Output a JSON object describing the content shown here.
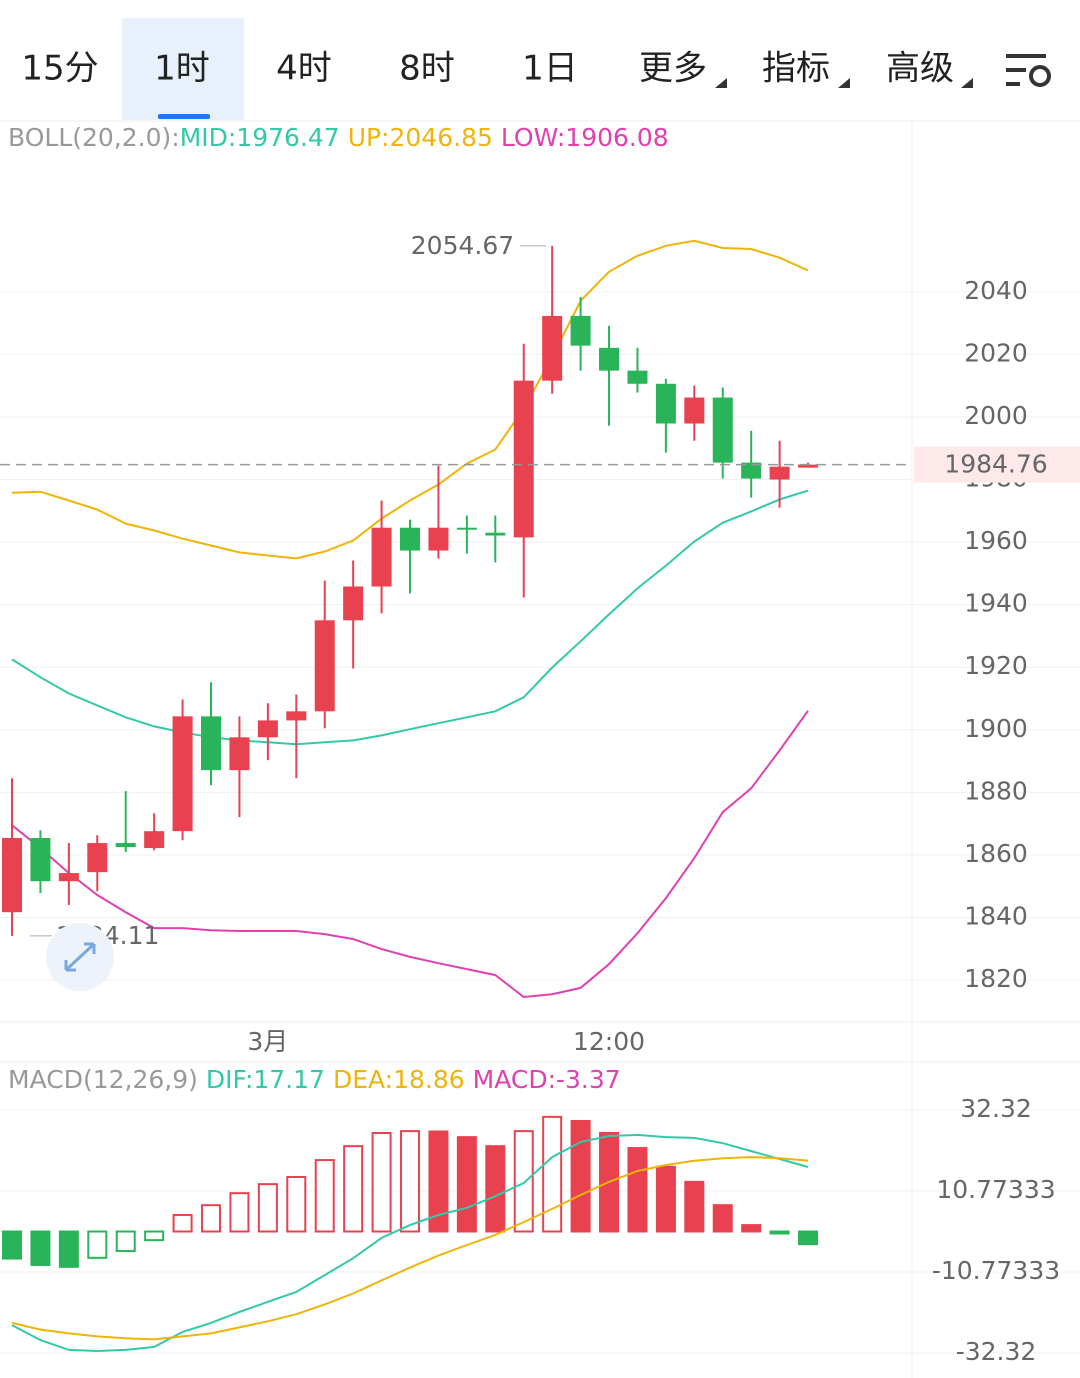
{
  "tabs": {
    "items": [
      "15分",
      "1时",
      "4时",
      "8时",
      "1日",
      "更多",
      "指标",
      "高级"
    ],
    "active": 1
  },
  "chart_data": [
    {
      "type": "candlestick",
      "title": "BOLL(20,2.0):",
      "legend": [
        "MID:1976.47",
        "UP:2046.85",
        "LOW:1906.08"
      ],
      "categories": [
        null,
        null,
        null,
        null,
        null,
        null,
        null,
        null,
        null,
        "3月",
        null,
        null,
        null,
        null,
        null,
        null,
        null,
        null,
        null,
        null,
        null,
        "12:00",
        null,
        null,
        null,
        null,
        null,
        null,
        null
      ],
      "open": [
        1841.7,
        1865.4,
        1851.6,
        1854.5,
        1863.8,
        1862.2,
        1867.6,
        1904.3,
        1887.1,
        1897.6,
        1903.0,
        1905.9,
        1935.0,
        1945.8,
        1964.6,
        1957.3,
        1964.6,
        1963.0,
        1961.5,
        2011.6,
        2032.3,
        2022.1,
        2014.8,
        2010.6,
        1997.9,
        2006.2,
        1985.4,
        1980.0,
        1983.8
      ],
      "high": [
        1884.5,
        1867.9,
        1863.8,
        1866.3,
        1880.4,
        1873.3,
        1909.7,
        1915.2,
        1904.3,
        1908.5,
        1911.3,
        1947.7,
        1954.1,
        1973.3,
        1967.2,
        1984.4,
        1968.5,
        1968.5,
        2023.4,
        2054.67,
        2038.4,
        2029.1,
        2022.1,
        2012.2,
        2010.0,
        2009.4,
        1995.6,
        1992.4,
        1985.4
      ],
      "low": [
        1834.11,
        1847.8,
        1844.0,
        1848.4,
        1860.9,
        1861.5,
        1864.7,
        1882.3,
        1872.1,
        1890.3,
        1884.5,
        1900.5,
        1919.6,
        1937.2,
        1943.6,
        1954.7,
        1956.3,
        1953.5,
        1942.3,
        2007.4,
        2014.8,
        1997.2,
        2007.8,
        1988.6,
        1992.4,
        1980.3,
        1974.2,
        1971.0,
        1983.8
      ],
      "close": [
        1865.4,
        1851.6,
        1854.2,
        1863.8,
        1862.5,
        1867.6,
        1904.3,
        1887.1,
        1897.6,
        1903.0,
        1905.9,
        1935.0,
        1945.8,
        1964.6,
        1957.3,
        1964.6,
        1964.0,
        1962.1,
        2011.6,
        2032.3,
        2022.8,
        2014.8,
        2010.6,
        1997.9,
        2006.2,
        1985.4,
        1980.3,
        1984.1,
        1984.76
      ],
      "up_color": "#e8414f",
      "down_color": "#2ab459",
      "series": [
        {
          "name": "MID",
          "color": "#33c9a8",
          "values": [
            1922.5,
            1916.8,
            1911.6,
            1907.8,
            1904.0,
            1901.1,
            1899.2,
            1897.6,
            1896.6,
            1896.0,
            1895.4,
            1896.0,
            1896.6,
            1898.2,
            1900.2,
            1902.1,
            1904.0,
            1905.9,
            1910.4,
            1919.9,
            1928.3,
            1936.9,
            1945.2,
            1952.5,
            1960.2,
            1966.2,
            1969.8,
            1973.6,
            1976.47
          ]
        },
        {
          "name": "UP",
          "color": "#efb40a",
          "values": [
            1975.8,
            1976.1,
            1973.3,
            1970.4,
            1965.9,
            1963.7,
            1961.1,
            1958.9,
            1956.7,
            1955.7,
            1954.8,
            1957.0,
            1960.5,
            1967.5,
            1973.3,
            1978.4,
            1985.1,
            1989.6,
            2002.6,
            2019.2,
            2037.1,
            2046.4,
            2051.5,
            2054.7,
            2056.3,
            2054.0,
            2053.7,
            2050.9,
            2046.85
          ]
        },
        {
          "name": "LOW",
          "color": "#e040b0",
          "values": [
            1869.5,
            1862.2,
            1854.2,
            1847.2,
            1841.7,
            1836.6,
            1836.6,
            1835.9,
            1835.7,
            1835.7,
            1835.7,
            1834.7,
            1833.1,
            1829.9,
            1827.4,
            1825.4,
            1823.5,
            1821.6,
            1814.6,
            1815.5,
            1817.5,
            1825.1,
            1835.0,
            1846.2,
            1859.0,
            1873.7,
            1881.3,
            1893.4,
            1906.08
          ]
        }
      ],
      "ylim": [
        1806.6,
        2094.6
      ],
      "yticks": [
        1820,
        1840,
        1860,
        1880,
        1900,
        1920,
        1940,
        1960,
        1980,
        2000,
        2020,
        2040
      ],
      "grid": true
    },
    {
      "type": "macd",
      "title": "MACD(12,26,9)",
      "legend": [
        "DIF:17.17",
        "DEA:18.86",
        "MACD:-3.37"
      ],
      "values": [
        -7.2,
        -8.9,
        -9.4,
        -7.0,
        -5.2,
        -2.3,
        4.4,
        7.0,
        10.2,
        12.6,
        14.5,
        19.0,
        22.7,
        26.2,
        26.7,
        26.6,
        25.1,
        22.7,
        26.7,
        30.5,
        29.4,
        26.2,
        22.2,
        17.2,
        13.2,
        7.0,
        1.7,
        -0.4,
        -3.37
      ],
      "up_color": "#e8414f",
      "down_color": "#2ab459",
      "series": [
        {
          "name": "DIF",
          "color": "#33c9a8",
          "values": [
            -24.9,
            -28.9,
            -31.5,
            -31.8,
            -31.5,
            -30.7,
            -26.7,
            -24.3,
            -21.4,
            -18.7,
            -16.1,
            -11.6,
            -7.1,
            -1.7,
            1.7,
            4.4,
            6.3,
            9.4,
            12.9,
            19.8,
            23.8,
            25.4,
            25.7,
            25.1,
            24.9,
            23.5,
            21.4,
            19.3,
            17.17
          ]
        },
        {
          "name": "DEA",
          "color": "#efb40a",
          "values": [
            -24.3,
            -26.1,
            -27.1,
            -27.9,
            -28.4,
            -28.7,
            -27.9,
            -27.1,
            -25.5,
            -23.9,
            -22.0,
            -19.4,
            -16.5,
            -13.0,
            -9.6,
            -6.4,
            -3.6,
            -0.9,
            2.5,
            6.0,
            9.7,
            13.2,
            16.1,
            17.7,
            18.8,
            19.5,
            19.8,
            19.5,
            18.86
          ]
        }
      ],
      "ylim": [
        -38.97,
        45.09
      ],
      "yticks": [
        -32.32,
        -10.77333,
        10.77333,
        32.32
      ],
      "grid": true
    }
  ]
}
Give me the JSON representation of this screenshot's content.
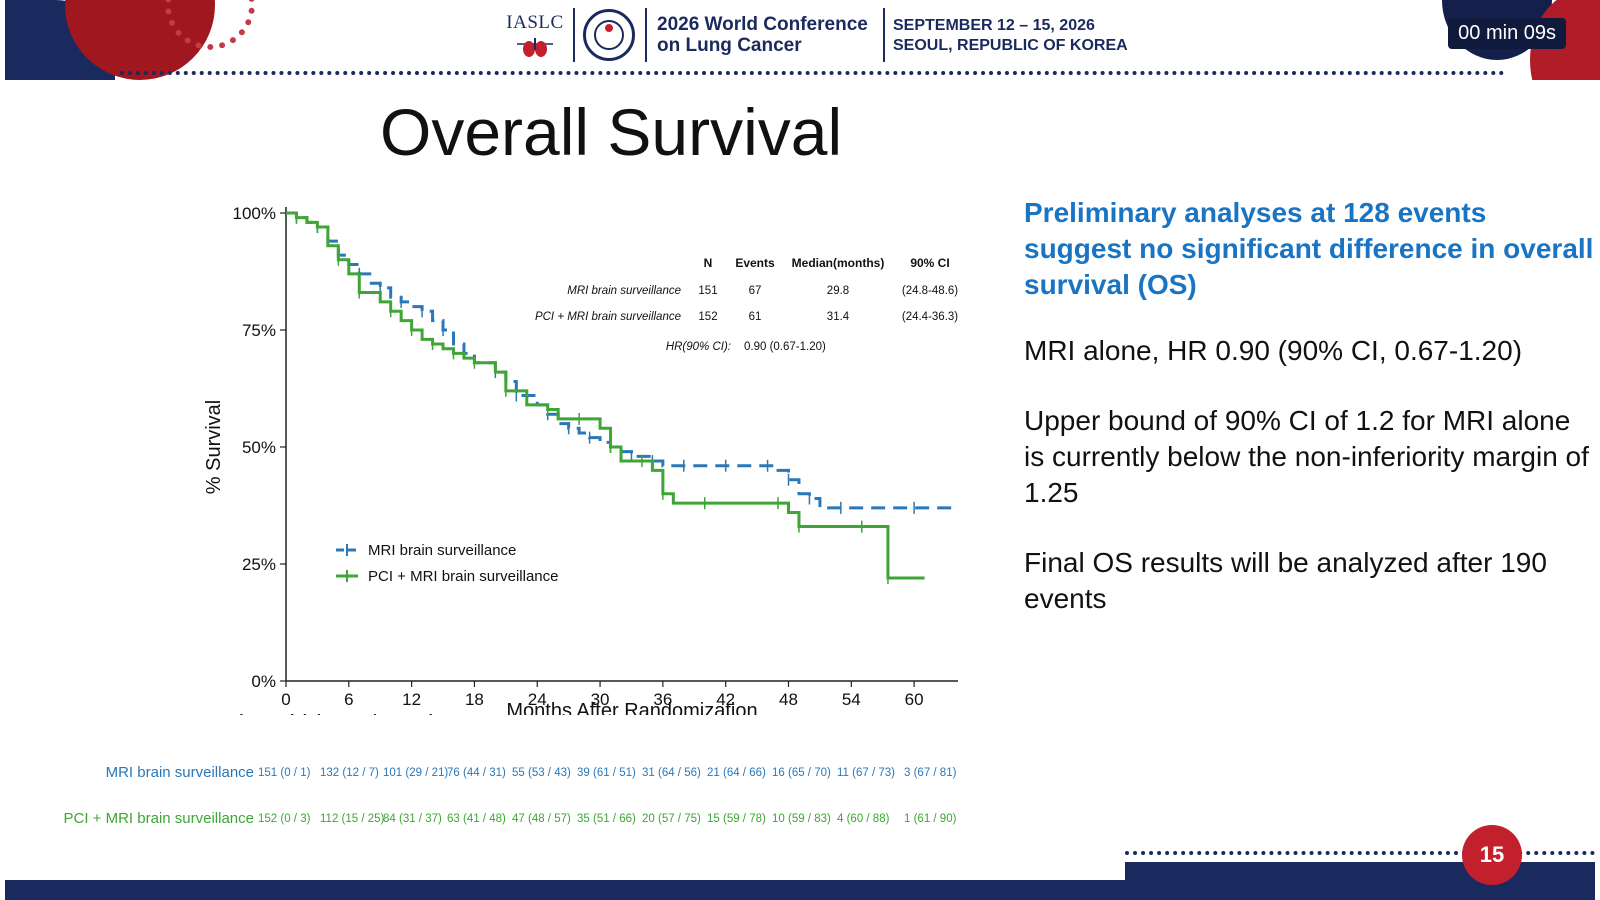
= = =
* _What you are asked to do_: Scan the material line by line and report each one that contains "JSON".

* _Task output_:
Output a JSON object describing the content shown here.
Give me the JSON representation of this screenshot's content.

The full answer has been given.